* **EXERCISE TASK**
Write the listing out again, all of it, word for word.

* **DATASET RECORDS**
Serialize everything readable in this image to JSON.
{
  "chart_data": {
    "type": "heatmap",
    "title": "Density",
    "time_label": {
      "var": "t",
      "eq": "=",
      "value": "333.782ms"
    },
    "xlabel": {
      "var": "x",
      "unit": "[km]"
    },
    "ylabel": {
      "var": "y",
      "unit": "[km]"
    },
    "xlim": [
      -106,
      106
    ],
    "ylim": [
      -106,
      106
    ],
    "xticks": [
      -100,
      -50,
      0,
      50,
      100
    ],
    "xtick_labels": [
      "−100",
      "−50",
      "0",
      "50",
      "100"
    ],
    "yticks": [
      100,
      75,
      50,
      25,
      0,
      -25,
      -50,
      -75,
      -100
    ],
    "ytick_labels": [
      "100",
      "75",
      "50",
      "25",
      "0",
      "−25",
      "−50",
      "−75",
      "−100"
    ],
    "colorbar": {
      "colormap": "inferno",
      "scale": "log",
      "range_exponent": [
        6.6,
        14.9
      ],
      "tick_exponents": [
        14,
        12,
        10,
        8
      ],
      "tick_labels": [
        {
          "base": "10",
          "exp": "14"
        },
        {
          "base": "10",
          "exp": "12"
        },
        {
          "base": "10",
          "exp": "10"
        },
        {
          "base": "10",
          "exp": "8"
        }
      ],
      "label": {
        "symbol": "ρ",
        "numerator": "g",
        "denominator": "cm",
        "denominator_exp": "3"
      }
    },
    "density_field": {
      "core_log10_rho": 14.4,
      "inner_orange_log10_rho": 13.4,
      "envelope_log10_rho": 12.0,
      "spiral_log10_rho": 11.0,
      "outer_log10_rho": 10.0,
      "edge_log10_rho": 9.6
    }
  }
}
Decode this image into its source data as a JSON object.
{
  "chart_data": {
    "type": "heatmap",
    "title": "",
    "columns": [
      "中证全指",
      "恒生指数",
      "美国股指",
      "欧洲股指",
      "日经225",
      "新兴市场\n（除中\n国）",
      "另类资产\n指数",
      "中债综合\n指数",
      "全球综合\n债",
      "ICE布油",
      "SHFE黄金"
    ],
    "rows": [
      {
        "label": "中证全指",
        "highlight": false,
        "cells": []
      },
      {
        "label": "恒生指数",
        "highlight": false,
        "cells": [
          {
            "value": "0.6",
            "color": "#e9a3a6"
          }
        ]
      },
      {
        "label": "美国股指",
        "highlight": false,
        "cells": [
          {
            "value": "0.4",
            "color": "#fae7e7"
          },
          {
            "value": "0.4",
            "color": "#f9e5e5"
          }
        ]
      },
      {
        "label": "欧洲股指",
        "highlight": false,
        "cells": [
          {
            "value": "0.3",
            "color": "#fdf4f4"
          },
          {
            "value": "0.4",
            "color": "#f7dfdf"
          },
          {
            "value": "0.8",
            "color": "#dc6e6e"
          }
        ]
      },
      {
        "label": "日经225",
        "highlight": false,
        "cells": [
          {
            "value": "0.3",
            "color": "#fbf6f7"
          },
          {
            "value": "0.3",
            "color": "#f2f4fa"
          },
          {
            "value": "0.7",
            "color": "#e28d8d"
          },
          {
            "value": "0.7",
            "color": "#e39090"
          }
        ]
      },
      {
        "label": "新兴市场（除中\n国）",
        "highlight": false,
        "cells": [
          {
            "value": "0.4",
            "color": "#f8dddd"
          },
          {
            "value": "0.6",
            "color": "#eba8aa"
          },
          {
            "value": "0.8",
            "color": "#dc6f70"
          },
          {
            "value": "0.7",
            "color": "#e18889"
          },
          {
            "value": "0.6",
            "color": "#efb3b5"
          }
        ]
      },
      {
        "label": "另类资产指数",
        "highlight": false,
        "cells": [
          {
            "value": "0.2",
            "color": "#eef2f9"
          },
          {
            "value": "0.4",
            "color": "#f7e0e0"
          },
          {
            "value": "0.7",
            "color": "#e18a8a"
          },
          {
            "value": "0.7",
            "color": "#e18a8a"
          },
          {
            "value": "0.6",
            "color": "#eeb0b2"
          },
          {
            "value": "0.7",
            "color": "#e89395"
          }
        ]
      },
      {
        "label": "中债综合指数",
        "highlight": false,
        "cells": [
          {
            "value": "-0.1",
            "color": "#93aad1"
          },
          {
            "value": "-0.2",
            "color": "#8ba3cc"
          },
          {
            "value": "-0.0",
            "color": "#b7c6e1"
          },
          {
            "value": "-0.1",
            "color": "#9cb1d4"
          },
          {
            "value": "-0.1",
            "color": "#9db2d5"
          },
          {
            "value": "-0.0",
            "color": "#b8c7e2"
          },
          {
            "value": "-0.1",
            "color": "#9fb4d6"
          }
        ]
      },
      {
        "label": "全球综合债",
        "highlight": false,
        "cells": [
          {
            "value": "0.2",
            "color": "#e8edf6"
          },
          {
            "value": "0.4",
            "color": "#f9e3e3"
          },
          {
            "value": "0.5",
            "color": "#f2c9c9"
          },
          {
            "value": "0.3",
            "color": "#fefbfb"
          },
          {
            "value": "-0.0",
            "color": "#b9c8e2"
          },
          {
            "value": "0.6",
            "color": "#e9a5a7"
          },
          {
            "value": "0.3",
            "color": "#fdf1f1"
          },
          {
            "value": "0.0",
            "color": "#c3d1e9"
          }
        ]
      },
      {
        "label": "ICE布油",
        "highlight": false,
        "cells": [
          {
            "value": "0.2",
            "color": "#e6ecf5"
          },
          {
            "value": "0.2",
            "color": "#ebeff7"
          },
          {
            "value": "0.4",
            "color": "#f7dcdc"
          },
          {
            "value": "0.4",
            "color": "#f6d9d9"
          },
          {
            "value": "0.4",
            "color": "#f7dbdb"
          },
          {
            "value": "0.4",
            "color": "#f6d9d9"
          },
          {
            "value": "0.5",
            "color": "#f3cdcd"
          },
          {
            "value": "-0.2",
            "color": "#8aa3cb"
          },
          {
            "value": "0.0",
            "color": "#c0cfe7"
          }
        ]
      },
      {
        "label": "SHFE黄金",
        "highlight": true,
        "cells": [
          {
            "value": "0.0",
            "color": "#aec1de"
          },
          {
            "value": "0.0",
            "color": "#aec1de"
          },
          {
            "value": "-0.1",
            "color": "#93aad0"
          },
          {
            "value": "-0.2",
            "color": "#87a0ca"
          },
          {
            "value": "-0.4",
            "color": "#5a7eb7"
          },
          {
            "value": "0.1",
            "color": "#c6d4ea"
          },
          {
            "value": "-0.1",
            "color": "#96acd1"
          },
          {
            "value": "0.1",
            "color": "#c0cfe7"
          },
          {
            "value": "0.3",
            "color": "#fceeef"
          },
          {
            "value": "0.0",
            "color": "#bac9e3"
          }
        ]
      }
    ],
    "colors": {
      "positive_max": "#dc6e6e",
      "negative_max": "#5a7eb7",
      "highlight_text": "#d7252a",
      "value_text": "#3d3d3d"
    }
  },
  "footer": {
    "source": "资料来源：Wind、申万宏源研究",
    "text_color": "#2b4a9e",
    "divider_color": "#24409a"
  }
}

* **FINAL ANSWER**
Serialize everything readable in this image to JSON.
{
  "chart_data": {
    "type": "heatmap",
    "title": "Density",
    "time_label": {
      "var": "t",
      "eq": "=",
      "value": "333.782ms"
    },
    "xlabel": {
      "var": "x",
      "unit": "[km]"
    },
    "ylabel": {
      "var": "y",
      "unit": "[km]"
    },
    "xlim": [
      -106,
      106
    ],
    "ylim": [
      -106,
      106
    ],
    "xticks": [
      -100,
      -50,
      0,
      50,
      100
    ],
    "xtick_labels": [
      "−100",
      "−50",
      "0",
      "50",
      "100"
    ],
    "yticks": [
      100,
      75,
      50,
      25,
      0,
      -25,
      -50,
      -75,
      -100
    ],
    "ytick_labels": [
      "100",
      "75",
      "50",
      "25",
      "0",
      "−25",
      "−50",
      "−75",
      "−100"
    ],
    "colorbar": {
      "colormap": "inferno",
      "scale": "log",
      "range_exponent": [
        6.6,
        14.9
      ],
      "tick_exponents": [
        14,
        12,
        10,
        8
      ],
      "tick_labels": [
        {
          "base": "10",
          "exp": "14"
        },
        {
          "base": "10",
          "exp": "12"
        },
        {
          "base": "10",
          "exp": "10"
        },
        {
          "base": "10",
          "exp": "8"
        }
      ],
      "label": {
        "symbol": "ρ",
        "numerator": "g",
        "denominator": "cm",
        "denominator_exp": "3"
      }
    },
    "density_field": {
      "core_log10_rho": 14.4,
      "inner_orange_log10_rho": 13.4,
      "envelope_log10_rho": 12.0,
      "spiral_log10_rho": 11.0,
      "outer_log10_rho": 10.0,
      "edge_log10_rho": 9.6
    }
  }
}
Decode this image into its source data as a JSON object.
{
  "chart_data": {
    "type": "heatmap",
    "title": "",
    "columns": [
      "中证全指",
      "恒生指数",
      "美国股指",
      "欧洲股指",
      "日经225",
      "新兴市场\n（除中\n国）",
      "另类资产\n指数",
      "中债综合\n指数",
      "全球综合\n债",
      "ICE布油",
      "SHFE黄金"
    ],
    "rows": [
      {
        "label": "中证全指",
        "highlight": false,
        "cells": []
      },
      {
        "label": "恒生指数",
        "highlight": false,
        "cells": [
          {
            "value": "0.6",
            "color": "#e9a3a6"
          }
        ]
      },
      {
        "label": "美国股指",
        "highlight": false,
        "cells": [
          {
            "value": "0.4",
            "color": "#fae7e7"
          },
          {
            "value": "0.4",
            "color": "#f9e5e5"
          }
        ]
      },
      {
        "label": "欧洲股指",
        "highlight": false,
        "cells": [
          {
            "value": "0.3",
            "color": "#fdf4f4"
          },
          {
            "value": "0.4",
            "color": "#f7dfdf"
          },
          {
            "value": "0.8",
            "color": "#dc6e6e"
          }
        ]
      },
      {
        "label": "日经225",
        "highlight": false,
        "cells": [
          {
            "value": "0.3",
            "color": "#fbf6f7"
          },
          {
            "value": "0.3",
            "color": "#f2f4fa"
          },
          {
            "value": "0.7",
            "color": "#e28d8d"
          },
          {
            "value": "0.7",
            "color": "#e39090"
          }
        ]
      },
      {
        "label": "新兴市场（除中\n国）",
        "highlight": false,
        "cells": [
          {
            "value": "0.4",
            "color": "#f8dddd"
          },
          {
            "value": "0.6",
            "color": "#eba8aa"
          },
          {
            "value": "0.8",
            "color": "#dc6f70"
          },
          {
            "value": "0.7",
            "color": "#e18889"
          },
          {
            "value": "0.6",
            "color": "#efb3b5"
          }
        ]
      },
      {
        "label": "另类资产指数",
        "highlight": false,
        "cells": [
          {
            "value": "0.2",
            "color": "#eef2f9"
          },
          {
            "value": "0.4",
            "color": "#f7e0e0"
          },
          {
            "value": "0.7",
            "color": "#e18a8a"
          },
          {
            "value": "0.7",
            "color": "#e18a8a"
          },
          {
            "value": "0.6",
            "color": "#eeb0b2"
          },
          {
            "value": "0.7",
            "color": "#e89395"
          }
        ]
      },
      {
        "label": "中债综合指数",
        "highlight": false,
        "cells": [
          {
            "value": "-0.1",
            "color": "#93aad1"
          },
          {
            "value": "-0.2",
            "color": "#8ba3cc"
          },
          {
            "value": "-0.0",
            "color": "#b7c6e1"
          },
          {
            "value": "-0.1",
            "color": "#9cb1d4"
          },
          {
            "value": "-0.1",
            "color": "#9db2d5"
          },
          {
            "value": "-0.0",
            "color": "#b8c7e2"
          },
          {
            "value": "-0.1",
            "color": "#9fb4d6"
          }
        ]
      },
      {
        "label": "全球综合债",
        "highlight": false,
        "cells": [
          {
            "value": "0.2",
            "color": "#e8edf6"
          },
          {
            "value": "0.4",
            "color": "#f9e3e3"
          },
          {
            "value": "0.5",
            "color": "#f2c9c9"
          },
          {
            "value": "0.3",
            "color": "#fefbfb"
          },
          {
            "value": "-0.0",
            "color": "#b9c8e2"
          },
          {
            "value": "0.6",
            "color": "#e9a5a7"
          },
          {
            "value": "0.3",
            "color": "#fdf1f1"
          },
          {
            "value": "0.0",
            "color": "#c3d1e9"
          }
        ]
      },
      {
        "label": "ICE布油",
        "highlight": false,
        "cells": [
          {
            "value": "0.2",
            "color": "#e6ecf5"
          },
          {
            "value": "0.2",
            "color": "#ebeff7"
          },
          {
            "value": "0.4",
            "color": "#f7dcdc"
          },
          {
            "value": "0.4",
            "color": "#f6d9d9"
          },
          {
            "value": "0.4",
            "color": "#f7dbdb"
          },
          {
            "value": "0.4",
            "color": "#f6d9d9"
          },
          {
            "value": "0.5",
            "color": "#f3cdcd"
          },
          {
            "value": "-0.2",
            "color": "#8aa3cb"
          },
          {
            "value": "0.0",
            "color": "#c0cfe7"
          }
        ]
      },
      {
        "label": "SHFE黄金",
        "highlight": true,
        "cells": [
          {
            "value": "0.0",
            "color": "#aec1de"
          },
          {
            "value": "0.0",
            "color": "#aec1de"
          },
          {
            "value": "-0.1",
            "color": "#93aad0"
          },
          {
            "value": "-0.2",
            "color": "#87a0ca"
          },
          {
            "value": "-0.4",
            "color": "#5a7eb7"
          },
          {
            "value": "0.1",
            "color": "#c6d4ea"
          },
          {
            "value": "-0.1",
            "color": "#96acd1"
          },
          {
            "value": "0.1",
            "color": "#c0cfe7"
          },
          {
            "value": "0.3",
            "color": "#fceeef"
          },
          {
            "value": "0.0",
            "color": "#bac9e3"
          }
        ]
      }
    ],
    "colors": {
      "positive_max": "#dc6e6e",
      "negative_max": "#5a7eb7",
      "highlight_text": "#d7252a",
      "value_text": "#3d3d3d"
    }
  },
  "footer": {
    "source": "资料来源：Wind、申万宏源研究",
    "text_color": "#2b4a9e",
    "divider_color": "#24409a"
  }
}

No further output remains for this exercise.